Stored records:
>>>
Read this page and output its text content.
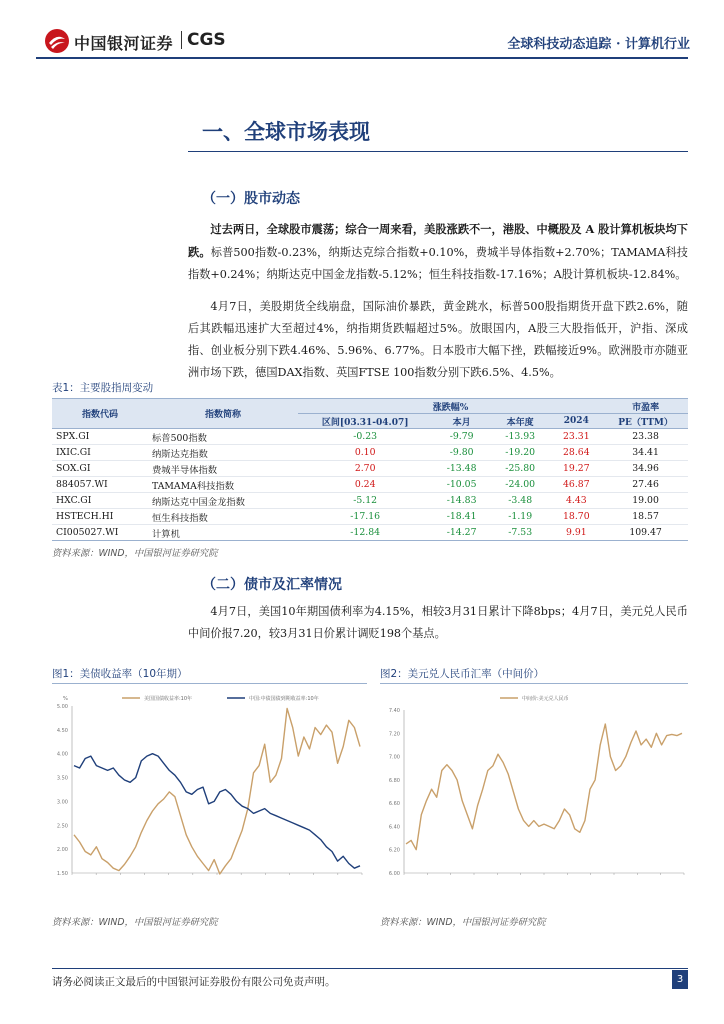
中国银河证券 CGS	全球科技动态追踪 · 计算机行业
一、全球市场表现
（一）股市动态
  过去两日，全球股市震荡；综合一周来看，美股涨跌不一，港股、中概股及 A 股计算机板块均下跌。标普500指数-0.23%，纳斯达克综合指数+0.10%，费城半导体指数+2.70%；TAMAMA科技指数+0.24%；纳斯达克中国金龙指数-5.12%；恒生科技指数-17.16%；A股计算机板块-12.84%。
  4月7日，美股期货全线崩盘，国际油价暴跌，黄金跳水，标普500股指期货开盘下跌2.6%，随后其跌幅迅速扩大至超过4%，纳指期货跌幅超过5%。放眼国内，A股三大股指低开，沪指、深成指、创业板分别下跌4.46%、5.96%、6.77%。日本股市大幅下挫，跌幅接近9%。欧洲股市亦随亚洲市场下跌，德国DAX指数、英国FTSE 100指数分别下跌6.5%、4.5%。
表1：主要股指周变动
指数代码	指数简称	涨跌幅%				市盈率
		区间[03.31-04.07]	本月	本年度	2024	PE（TTM）
SPX.GI	标普500指数	-0.23	-9.79	-13.93	23.31	23.38
IXIC.GI	纳斯达克指数	0.10	-9.80	-19.20	28.64	34.41
SOX.GI	费城半导体指数	2.70	-13.48	-25.80	19.27	34.96
884057.WI	TAMAMA科技指数	0.24	-10.05	-24.00	46.87	27.46
HXC.GI	纳斯达克中国金龙指数	-5.12	-14.83	-3.48	4.43	19.00
HSTECH.HI	恒生科技指数	-17.16	-18.41	-1.19	18.70	18.57
CI005027.WI	计算机	-12.84	-14.27	-7.53	9.91	109.47
资料来源：WIND，中国银河证券研究院
（二）债市及汇率情况
  4月7日，美国10年期国债利率为4.15%，相较3月31日累计下降8bps；4月7日，美元兑人民币中间价报7.20，较3月31日价累计调贬198个基点。
图1：美债收益率（10年期）	图2：美元兑人民币汇率（中间价）
1.50
2.00
2.50
3.00
3.50
4.00
4.50
5.00
%	美国国债收益率:10年	中国:中债国债到期收益率:10年
6.00
6.20
6.40
6.60
6.80
7.00
7.20
7.40
中间价:美元兑人民币
资料来源：WIND，中国银河证券研究院	资料来源：WIND，中国银河证券研究院
请务必阅读正文最后的中国银河证券股份有限公司免责声明。	3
<<<
Your goal: Write out every line from the entries where "TAMAMA科技指数" appears.

Answer to the exercise:
  过去两日，全球股市震荡；综合一周来看，美股涨跌不一，港股、中概股及 A 股计算机板块均下跌。标普500指数-0.23%，纳斯达克综合指数+0.10%，费城半导体指数+2.70%；TAMAMA科技指数+0.24%；纳斯达克中国金龙指数-5.12%；恒生科技指数-17.16%；A股计算机板块-12.84%。
884057.WI	TAMAMA科技指数	0.24	-10.05	-24.00	46.87	27.46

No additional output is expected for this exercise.